■ TEXT SEGMENT:
<<<<

Why Nvidia and AMD OpenCL reduction example did not reduce an array to an element in one go?

I am working on some OpenCL reduction and I found AMD and Nvidia both has some example like the following kernel (this one is taken from Nvidia's website, but AMD has a similar one):

__kernel void reduce2(__global T *g_idata, __global T *g_odata, unsigned int n, __local T* sdata){
// load shared mem
unsigned int tid = get_local_id(0);
unsigned int i = get_global_id(0);

sdata[tid] = (i < n) ? g_idata[i] : 0;

barrier(CLK_LOCAL_MEM_FENCE);

// do reduction in shared mem
for(unsigned int s=get_local_size(0)/2; s>0; s>>=1)
{
    if (tid < s)
    {
        sdata[tid] += sdata[tid + s];
    }
    barrier(CLK_LOCAL_MEM_FENCE);
}

// write result for this block to global mem
if (tid == 0) g_odata[get_group_id(0)] = sdata[0];}

I have two questions:

the code above reduce an array to another smaller array, I am just wondering why all the example I saw did the same instead of reducing an array directly into a single element, which is the usual semantic of "reduction" (IMHO). This should be easily achievable with an outer loop inside the kernel. Is there special reason for this?
I have implemented this reduction and found it quite slow, is there any optimisation I can do to improve it? I saw another example used some unrolling to avoid synchronisation in the loop, but I did not quite get the idea, can you explain a bit?

Solution

The reduction problem in a multithread environment is a very special parallel problem. There is one path that needs to be done sequentially, which is the element 0 to the power of 2. Even if you had infinite threads for processing, you will need log2(N) passes trough the array to reduce it to a single element.

>>>>

■ DATA LINES:
<<<<

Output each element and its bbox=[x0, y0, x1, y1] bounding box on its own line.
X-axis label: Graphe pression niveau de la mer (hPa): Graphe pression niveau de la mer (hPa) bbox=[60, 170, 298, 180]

>>>>

■ GIVEN TASK 1: Print everything in the OpenCL reduction thread from "the code above" down to "a single element.".
■ GIVEN TASK 2: Decide whether each statement agrees with the OpenCL reduction thread, answering yes or no and quoting the thread's deciding words: (a) The kernel shown was taken from Nvidia's website. (b) The asker found their implementation of the reduction fast. (c) With infinite threads, one pass through the array would be enough to reduce it to a single element.
■ GIVEN TASK 3: Pick up the OpenCL reduction thread after its last sentence and continue the solution.

■ EXERCISE RESULT 1:
the code above reduce an array to another smaller array, I am just wondering why all the example I saw did the same instead of reducing an array directly into a single element, which is the usual semantic of "reduction" (IMHO). This should be easily achievable with an outer loop inside the kernel. Is there special reason for this?
I have implemented this reduction and found it quite slow, is there any optimisation I can do to improve it? I saw another example used some unrolling to avoid synchronisation in the loop, but I did not quite get the idea, can you explain a bit?

Solution

The reduction problem in a multithread environment is a very special parallel problem. There is one path that needs to be done sequentially, which is the element 0 to the power of 2. Even if you had infinite threads for processing, you will need log2(N) passes trough the array to reduce it to a single element.

■ EXERCISE RESULT 2:
(a) Yes: "this one is taken from Nvidia's website"
(b) No: "found it quite slow"
(c) No: "Even if you had infinite threads for processing, you will need log2(N) passes"

■ EXERCISE RESULT 3:
In a real system your number of threads (work-items) are reduced but high (~128-2048). So, in order to use them efficiently all of them have to have something to do. But since the problem is more and more serial and less parallel as you reduce the size of the reduction. These algorithms only bother about the high part, and let the CPU do the rest of the reduction.

To make the story short. You can reduce an array from 1024 to 512 in one pass, but you need the same power to reduce it from 2 to 1. In the latter case all the threads minus 1 are idle, an incredible waste of GPU resources (99.7% idle).

As you can see, there is no point in reducing this last part on a GPU. It is easier to simply copy it to CPU and do it sequentially.

Answering your question: Yes, it is slow, and will always be. If there was a magic trick to solve it, then AMD and nVIDIA would be using it don't you think? :)